▶ _YOUR TASK_: Return every record exactly as written.

▶ _DATA LISTING_:
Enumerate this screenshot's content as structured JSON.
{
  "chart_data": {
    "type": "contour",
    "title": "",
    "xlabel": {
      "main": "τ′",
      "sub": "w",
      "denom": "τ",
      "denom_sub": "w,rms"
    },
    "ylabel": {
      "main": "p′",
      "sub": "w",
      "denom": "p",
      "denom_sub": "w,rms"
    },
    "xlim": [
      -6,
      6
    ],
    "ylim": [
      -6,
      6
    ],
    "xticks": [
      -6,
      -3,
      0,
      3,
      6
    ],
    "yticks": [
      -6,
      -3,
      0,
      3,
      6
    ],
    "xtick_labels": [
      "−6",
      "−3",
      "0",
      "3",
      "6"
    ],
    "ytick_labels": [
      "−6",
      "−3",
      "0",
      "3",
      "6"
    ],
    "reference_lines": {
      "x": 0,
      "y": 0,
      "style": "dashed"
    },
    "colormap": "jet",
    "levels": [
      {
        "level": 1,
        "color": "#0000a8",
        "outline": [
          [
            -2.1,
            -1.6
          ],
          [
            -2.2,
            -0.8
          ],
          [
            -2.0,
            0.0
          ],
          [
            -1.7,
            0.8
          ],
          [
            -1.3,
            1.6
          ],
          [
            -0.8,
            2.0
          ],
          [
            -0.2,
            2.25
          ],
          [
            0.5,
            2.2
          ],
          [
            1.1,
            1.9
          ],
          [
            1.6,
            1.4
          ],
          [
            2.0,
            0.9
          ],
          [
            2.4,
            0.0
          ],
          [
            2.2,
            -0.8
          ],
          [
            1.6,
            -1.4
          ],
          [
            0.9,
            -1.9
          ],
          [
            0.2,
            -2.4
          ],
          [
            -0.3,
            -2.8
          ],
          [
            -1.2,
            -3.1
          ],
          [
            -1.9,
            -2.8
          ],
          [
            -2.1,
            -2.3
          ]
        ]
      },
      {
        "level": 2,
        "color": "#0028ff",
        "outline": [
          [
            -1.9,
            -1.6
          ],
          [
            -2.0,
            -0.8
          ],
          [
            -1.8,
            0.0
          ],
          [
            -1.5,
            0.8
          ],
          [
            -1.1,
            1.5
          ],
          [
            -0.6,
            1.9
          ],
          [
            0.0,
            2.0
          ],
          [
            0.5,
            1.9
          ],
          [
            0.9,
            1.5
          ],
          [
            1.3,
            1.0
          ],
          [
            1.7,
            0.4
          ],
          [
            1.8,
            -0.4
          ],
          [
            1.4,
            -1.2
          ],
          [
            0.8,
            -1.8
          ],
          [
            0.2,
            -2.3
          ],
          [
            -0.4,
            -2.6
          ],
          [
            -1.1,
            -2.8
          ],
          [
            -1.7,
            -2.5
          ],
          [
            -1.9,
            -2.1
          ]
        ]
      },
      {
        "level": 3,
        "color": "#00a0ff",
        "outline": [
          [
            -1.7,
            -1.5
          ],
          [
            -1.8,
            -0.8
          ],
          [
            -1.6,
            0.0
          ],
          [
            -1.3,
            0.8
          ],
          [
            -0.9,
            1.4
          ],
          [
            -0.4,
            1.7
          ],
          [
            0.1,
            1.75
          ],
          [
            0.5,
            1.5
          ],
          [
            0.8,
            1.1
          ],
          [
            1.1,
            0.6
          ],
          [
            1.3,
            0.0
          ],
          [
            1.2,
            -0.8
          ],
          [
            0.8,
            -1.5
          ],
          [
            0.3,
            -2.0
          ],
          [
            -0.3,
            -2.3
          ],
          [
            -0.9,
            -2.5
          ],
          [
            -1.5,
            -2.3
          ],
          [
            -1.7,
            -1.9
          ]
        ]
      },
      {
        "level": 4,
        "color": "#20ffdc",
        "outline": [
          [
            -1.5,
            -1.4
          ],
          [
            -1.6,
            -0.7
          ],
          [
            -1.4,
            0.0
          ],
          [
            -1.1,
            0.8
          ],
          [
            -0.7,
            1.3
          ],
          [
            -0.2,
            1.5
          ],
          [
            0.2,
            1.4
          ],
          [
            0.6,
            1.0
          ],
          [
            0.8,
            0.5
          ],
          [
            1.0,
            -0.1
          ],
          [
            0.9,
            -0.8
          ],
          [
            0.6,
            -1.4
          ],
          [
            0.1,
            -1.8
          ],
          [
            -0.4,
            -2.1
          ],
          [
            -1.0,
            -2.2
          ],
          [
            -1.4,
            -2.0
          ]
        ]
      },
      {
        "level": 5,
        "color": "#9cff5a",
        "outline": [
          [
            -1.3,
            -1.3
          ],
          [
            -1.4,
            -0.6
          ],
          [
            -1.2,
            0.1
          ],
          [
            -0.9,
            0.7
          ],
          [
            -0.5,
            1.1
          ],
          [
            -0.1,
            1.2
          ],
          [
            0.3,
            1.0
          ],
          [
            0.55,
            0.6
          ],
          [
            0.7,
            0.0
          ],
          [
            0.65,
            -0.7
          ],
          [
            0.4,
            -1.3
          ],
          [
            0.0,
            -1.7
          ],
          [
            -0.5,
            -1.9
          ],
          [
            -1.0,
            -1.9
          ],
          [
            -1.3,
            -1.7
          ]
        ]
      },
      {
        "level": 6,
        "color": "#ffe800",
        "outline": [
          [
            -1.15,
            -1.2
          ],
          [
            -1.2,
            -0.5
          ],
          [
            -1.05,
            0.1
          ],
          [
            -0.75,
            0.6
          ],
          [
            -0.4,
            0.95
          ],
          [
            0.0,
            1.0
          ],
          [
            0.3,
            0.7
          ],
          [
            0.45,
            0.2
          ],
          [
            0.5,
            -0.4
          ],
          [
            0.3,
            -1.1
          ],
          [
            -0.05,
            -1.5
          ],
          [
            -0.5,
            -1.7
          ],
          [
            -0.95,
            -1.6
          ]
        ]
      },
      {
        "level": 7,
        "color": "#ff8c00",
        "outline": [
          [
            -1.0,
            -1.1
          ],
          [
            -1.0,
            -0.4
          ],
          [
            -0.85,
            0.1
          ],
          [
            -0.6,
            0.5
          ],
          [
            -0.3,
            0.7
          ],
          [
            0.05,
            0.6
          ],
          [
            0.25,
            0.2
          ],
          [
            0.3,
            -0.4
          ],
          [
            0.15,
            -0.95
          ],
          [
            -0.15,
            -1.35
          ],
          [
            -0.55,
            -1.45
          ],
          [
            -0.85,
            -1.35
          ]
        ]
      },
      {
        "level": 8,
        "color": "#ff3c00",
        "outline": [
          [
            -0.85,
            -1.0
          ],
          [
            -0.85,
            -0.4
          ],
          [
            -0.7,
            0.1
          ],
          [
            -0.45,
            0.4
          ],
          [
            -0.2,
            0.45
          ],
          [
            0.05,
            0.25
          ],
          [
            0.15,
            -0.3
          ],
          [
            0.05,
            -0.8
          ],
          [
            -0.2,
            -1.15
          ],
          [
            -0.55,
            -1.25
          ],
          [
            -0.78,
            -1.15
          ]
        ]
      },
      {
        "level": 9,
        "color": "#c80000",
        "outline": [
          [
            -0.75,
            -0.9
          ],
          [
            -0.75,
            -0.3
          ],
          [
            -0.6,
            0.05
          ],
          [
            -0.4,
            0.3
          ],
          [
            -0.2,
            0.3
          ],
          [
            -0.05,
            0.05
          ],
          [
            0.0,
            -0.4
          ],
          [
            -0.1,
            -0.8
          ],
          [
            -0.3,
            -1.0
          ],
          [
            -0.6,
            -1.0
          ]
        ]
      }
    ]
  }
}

▶ _TASK RESULT_:
Enumerate this screenshot's content as structured JSON.
{
  "chart_data": {
    "type": "contour",
    "title": "",
    "xlabel": {
      "main": "τ′",
      "sub": "w",
      "denom": "τ",
      "denom_sub": "w,rms"
    },
    "ylabel": {
      "main": "p′",
      "sub": "w",
      "denom": "p",
      "denom_sub": "w,rms"
    },
    "xlim": [
      -6,
      6
    ],
    "ylim": [
      -6,
      6
    ],
    "xticks": [
      -6,
      -3,
      0,
      3,
      6
    ],
    "yticks": [
      -6,
      -3,
      0,
      3,
      6
    ],
    "xtick_labels": [
      "−6",
      "−3",
      "0",
      "3",
      "6"
    ],
    "ytick_labels": [
      "−6",
      "−3",
      "0",
      "3",
      "6"
    ],
    "reference_lines": {
      "x": 0,
      "y": 0,
      "style": "dashed"
    },
    "colormap": "jet",
    "levels": [
      {
        "level": 1,
        "color": "#0000a8",
        "outline": [
          [
            -2.1,
            -1.6
          ],
          [
            -2.2,
            -0.8
          ],
          [
            -2.0,
            0.0
          ],
          [
            -1.7,
            0.8
          ],
          [
            -1.3,
            1.6
          ],
          [
            -0.8,
            2.0
          ],
          [
            -0.2,
            2.25
          ],
          [
            0.5,
            2.2
          ],
          [
            1.1,
            1.9
          ],
          [
            1.6,
            1.4
          ],
          [
            2.0,
            0.9
          ],
          [
            2.4,
            0.0
          ],
          [
            2.2,
            -0.8
          ],
          [
            1.6,
            -1.4
          ],
          [
            0.9,
            -1.9
          ],
          [
            0.2,
            -2.4
          ],
          [
            -0.3,
            -2.8
          ],
          [
            -1.2,
            -3.1
          ],
          [
            -1.9,
            -2.8
          ],
          [
            -2.1,
            -2.3
          ]
        ]
      },
      {
        "level": 2,
        "color": "#0028ff",
        "outline": [
          [
            -1.9,
            -1.6
          ],
          [
            -2.0,
            -0.8
          ],
          [
            -1.8,
            0.0
          ],
          [
            -1.5,
            0.8
          ],
          [
            -1.1,
            1.5
          ],
          [
            -0.6,
            1.9
          ],
          [
            0.0,
            2.0
          ],
          [
            0.5,
            1.9
          ],
          [
            0.9,
            1.5
          ],
          [
            1.3,
            1.0
          ],
          [
            1.7,
            0.4
          ],
          [
            1.8,
            -0.4
          ],
          [
            1.4,
            -1.2
          ],
          [
            0.8,
            -1.8
          ],
          [
            0.2,
            -2.3
          ],
          [
            -0.4,
            -2.6
          ],
          [
            -1.1,
            -2.8
          ],
          [
            -1.7,
            -2.5
          ],
          [
            -1.9,
            -2.1
          ]
        ]
      },
      {
        "level": 3,
        "color": "#00a0ff",
        "outline": [
          [
            -1.7,
            -1.5
          ],
          [
            -1.8,
            -0.8
          ],
          [
            -1.6,
            0.0
          ],
          [
            -1.3,
            0.8
          ],
          [
            -0.9,
            1.4
          ],
          [
            -0.4,
            1.7
          ],
          [
            0.1,
            1.75
          ],
          [
            0.5,
            1.5
          ],
          [
            0.8,
            1.1
          ],
          [
            1.1,
            0.6
          ],
          [
            1.3,
            0.0
          ],
          [
            1.2,
            -0.8
          ],
          [
            0.8,
            -1.5
          ],
          [
            0.3,
            -2.0
          ],
          [
            -0.3,
            -2.3
          ],
          [
            -0.9,
            -2.5
          ],
          [
            -1.5,
            -2.3
          ],
          [
            -1.7,
            -1.9
          ]
        ]
      },
      {
        "level": 4,
        "color": "#20ffdc",
        "outline": [
          [
            -1.5,
            -1.4
          ],
          [
            -1.6,
            -0.7
          ],
          [
            -1.4,
            0.0
          ],
          [
            -1.1,
            0.8
          ],
          [
            -0.7,
            1.3
          ],
          [
            -0.2,
            1.5
          ],
          [
            0.2,
            1.4
          ],
          [
            0.6,
            1.0
          ],
          [
            0.8,
            0.5
          ],
          [
            1.0,
            -0.1
          ],
          [
            0.9,
            -0.8
          ],
          [
            0.6,
            -1.4
          ],
          [
            0.1,
            -1.8
          ],
          [
            -0.4,
            -2.1
          ],
          [
            -1.0,
            -2.2
          ],
          [
            -1.4,
            -2.0
          ]
        ]
      },
      {
        "level": 5,
        "color": "#9cff5a",
        "outline": [
          [
            -1.3,
            -1.3
          ],
          [
            -1.4,
            -0.6
          ],
          [
            -1.2,
            0.1
          ],
          [
            -0.9,
            0.7
          ],
          [
            -0.5,
            1.1
          ],
          [
            -0.1,
            1.2
          ],
          [
            0.3,
            1.0
          ],
          [
            0.55,
            0.6
          ],
          [
            0.7,
            0.0
          ],
          [
            0.65,
            -0.7
          ],
          [
            0.4,
            -1.3
          ],
          [
            0.0,
            -1.7
          ],
          [
            -0.5,
            -1.9
          ],
          [
            -1.0,
            -1.9
          ],
          [
            -1.3,
            -1.7
          ]
        ]
      },
      {
        "level": 6,
        "color": "#ffe800",
        "outline": [
          [
            -1.15,
            -1.2
          ],
          [
            -1.2,
            -0.5
          ],
          [
            -1.05,
            0.1
          ],
          [
            -0.75,
            0.6
          ],
          [
            -0.4,
            0.95
          ],
          [
            0.0,
            1.0
          ],
          [
            0.3,
            0.7
          ],
          [
            0.45,
            0.2
          ],
          [
            0.5,
            -0.4
          ],
          [
            0.3,
            -1.1
          ],
          [
            -0.05,
            -1.5
          ],
          [
            -0.5,
            -1.7
          ],
          [
            -0.95,
            -1.6
          ]
        ]
      },
      {
        "level": 7,
        "color": "#ff8c00",
        "outline": [
          [
            -1.0,
            -1.1
          ],
          [
            -1.0,
            -0.4
          ],
          [
            -0.85,
            0.1
          ],
          [
            -0.6,
            0.5
          ],
          [
            -0.3,
            0.7
          ],
          [
            0.05,
            0.6
          ],
          [
            0.25,
            0.2
          ],
          [
            0.3,
            -0.4
          ],
          [
            0.15,
            -0.95
          ],
          [
            -0.15,
            -1.35
          ],
          [
            -0.55,
            -1.45
          ],
          [
            -0.85,
            -1.35
          ]
        ]
      },
      {
        "level": 8,
        "color": "#ff3c00",
        "outline": [
          [
            -0.85,
            -1.0
          ],
          [
            -0.85,
            -0.4
          ],
          [
            -0.7,
            0.1
          ],
          [
            -0.45,
            0.4
          ],
          [
            -0.2,
            0.45
          ],
          [
            0.05,
            0.25
          ],
          [
            0.15,
            -0.3
          ],
          [
            0.05,
            -0.8
          ],
          [
            -0.2,
            -1.15
          ],
          [
            -0.55,
            -1.25
          ],
          [
            -0.78,
            -1.15
          ]
        ]
      },
      {
        "level": 9,
        "color": "#c80000",
        "outline": [
          [
            -0.75,
            -0.9
          ],
          [
            -0.75,
            -0.3
          ],
          [
            -0.6,
            0.05
          ],
          [
            -0.4,
            0.3
          ],
          [
            -0.2,
            0.3
          ],
          [
            -0.05,
            0.05
          ],
          [
            0.0,
            -0.4
          ],
          [
            -0.1,
            -0.8
          ],
          [
            -0.3,
            -1.0
          ],
          [
            -0.6,
            -1.0
          ]
        ]
      }
    ]
  }
}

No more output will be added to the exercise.